WHAT IS ASKED – Repeat every record below exactly, but leave out any pictures.

Data excerpts:

/---

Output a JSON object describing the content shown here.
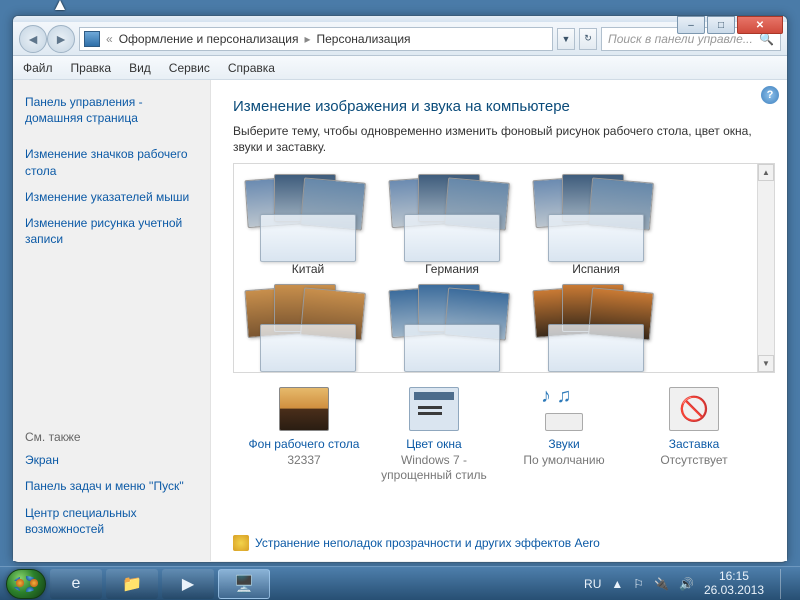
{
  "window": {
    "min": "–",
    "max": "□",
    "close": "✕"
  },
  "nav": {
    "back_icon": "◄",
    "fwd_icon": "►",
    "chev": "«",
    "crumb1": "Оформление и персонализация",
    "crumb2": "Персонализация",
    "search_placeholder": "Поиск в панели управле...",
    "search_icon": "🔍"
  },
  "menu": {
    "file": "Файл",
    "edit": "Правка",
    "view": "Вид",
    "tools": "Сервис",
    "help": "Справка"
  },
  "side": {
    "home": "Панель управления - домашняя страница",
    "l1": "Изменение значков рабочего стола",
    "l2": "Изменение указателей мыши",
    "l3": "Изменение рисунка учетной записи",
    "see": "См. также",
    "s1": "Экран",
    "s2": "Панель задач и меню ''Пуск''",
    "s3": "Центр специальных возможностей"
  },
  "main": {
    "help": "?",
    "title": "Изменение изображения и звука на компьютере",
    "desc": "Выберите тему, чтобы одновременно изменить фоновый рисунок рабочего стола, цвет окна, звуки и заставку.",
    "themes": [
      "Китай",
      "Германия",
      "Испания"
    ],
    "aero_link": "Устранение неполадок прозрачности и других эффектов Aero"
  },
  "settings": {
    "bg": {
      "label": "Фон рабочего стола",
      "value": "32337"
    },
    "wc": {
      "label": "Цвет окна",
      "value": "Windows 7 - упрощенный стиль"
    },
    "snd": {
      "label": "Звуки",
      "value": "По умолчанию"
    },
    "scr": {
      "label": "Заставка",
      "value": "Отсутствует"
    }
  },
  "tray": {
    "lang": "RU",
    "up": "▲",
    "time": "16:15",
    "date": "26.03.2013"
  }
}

\---

THE REPLY –
Output a JSON object describing the content shown here.
{
  "window": {
    "min": "–",
    "max": "□",
    "close": "✕"
  },
  "nav": {
    "back_icon": "◄",
    "fwd_icon": "►",
    "chev": "«",
    "crumb1": "Оформление и персонализация",
    "crumb2": "Персонализация",
    "search_placeholder": "Поиск в панели управле...",
    "search_icon": "🔍"
  },
  "menu": {
    "file": "Файл",
    "edit": "Правка",
    "view": "Вид",
    "tools": "Сервис",
    "help": "Справка"
  },
  "side": {
    "home": "Панель управления - домашняя страница",
    "l1": "Изменение значков рабочего стола",
    "l2": "Изменение указателей мыши",
    "l3": "Изменение рисунка учетной записи",
    "see": "См. также",
    "s1": "Экран",
    "s2": "Панель задач и меню ''Пуск''",
    "s3": "Центр специальных возможностей"
  },
  "main": {
    "help": "?",
    "title": "Изменение изображения и звука на компьютере",
    "desc": "Выберите тему, чтобы одновременно изменить фоновый рисунок рабочего стола, цвет окна, звуки и заставку.",
    "themes": [
      "Китай",
      "Германия",
      "Испания"
    ],
    "aero_link": "Устранение неполадок прозрачности и других эффектов Aero"
  },
  "settings": {
    "bg": {
      "label": "Фон рабочего стола",
      "value": "32337"
    },
    "wc": {
      "label": "Цвет окна",
      "value": "Windows 7 - упрощенный стиль"
    },
    "snd": {
      "label": "Звуки",
      "value": "По умолчанию"
    },
    "scr": {
      "label": "Заставка",
      "value": "Отсутствует"
    }
  },
  "tray": {
    "lang": "RU",
    "up": "▲",
    "time": "16:15",
    "date": "26.03.2013"
  }
}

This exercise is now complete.